= Text section =
==================================================

That people are moving to other states is due in no small part to the fact that Cleveland is now the poorest big city in the country, with a poverty rate of 31.3 percent, according to a recent Census report. The rest of Ohio isn’t faring much better, with poverty rates in Cincinnati at 21.1 percent, Toledo at 20.3 percent and Columbus at 16.5 percent. For those who can’t leave, voting seems to have taken on an urgency not seen in many years, if not decades.

With the registration deadline past, the focus for the numerous groups in Ohio that are working to mobilize voters has now shifted to making sure those voters get to the polls and, once they get there, are able to vote. Conventional wisdom has always held that the hard part is getting people signed up and to the polls. But with millions of dollars being spent by groups such as America Coming Together, MoveOn PAC, 21st Century Democrats and others on such efforts, a more important problem may be getting those votes counted — a fear given definite shape thanks in no small part to Ohio’s obstructionist Republican secretary of state, Kenneth Blackwell.

While there had been a lot of hand-wringing among elected officials, voting rights groups and the public over electronic voting, Ohio passed a law in May requiring that all new machines have a paper receipt by 2006. This, of course, won’t occur until after the 2004 presidential election, but the change has had a deterrent effect on a switch to electronic voting machines. According to Petee Talley, who is chairing the Ohio Voter Protection Coalition, made up of labor, civil rights, voting rights, retiree and community organizations: “Ninety-five percent of Ohio’s voters will be voting on the same equipment they did the last time.”

So, befitting the state’s anachronistic Rust Belt economy, tactics have turned to good old-fashioned voter suppression and intimidation rather than high-tech tampering. In a recent campaign stop in Cleveland, Sen. John Kerry suggested that such intimidation was already underway. His comments came on the heels of Blackwell’s backpedaling on his decision to enforce an archaic law requiring that all new registrations be on postcard-weight paper. But it seems Blackwell may have several more tricks up his sleeve.

==================================================

= Given material =

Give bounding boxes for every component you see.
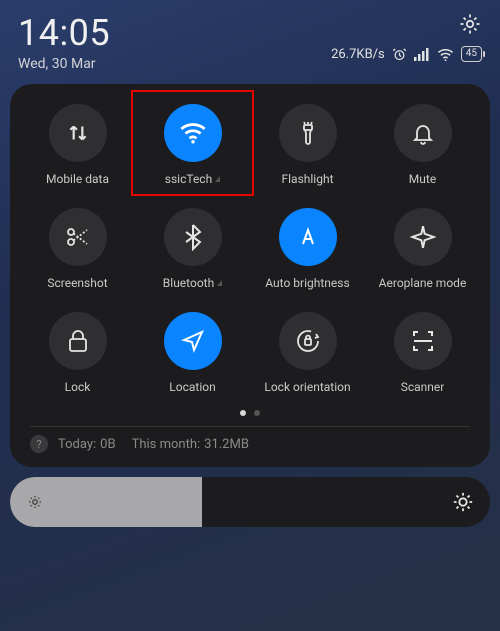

==================================================

= Exercises to complete =
a - Summarize the Ohio voting text in two sentences.
b - Please translate this sentence from the Ohio voting text into Spanish: "Conventional wisdom has always held that the hard part is getting people signed up and to the polls."
The data has no role in any of this.

= Task-by-task answers =
a - With Cleveland now the poorest big city in the country and poverty high across Ohio, voting has taken on new urgency, and groups mobilizing voters have shifted their focus to getting voters to the polls and making sure their votes are counted. Because most Ohio voters will use the same equipment as last time, the concern has turned from high-tech tampering to voter suppression and intimidation, with the state's obstructionist Republican secretary of state, Kenneth Blackwell, at the center of those fears.

b - La sabiduría convencional siempre ha sostenido que lo difícil es lograr que la gente se inscriba y acuda a las urnas.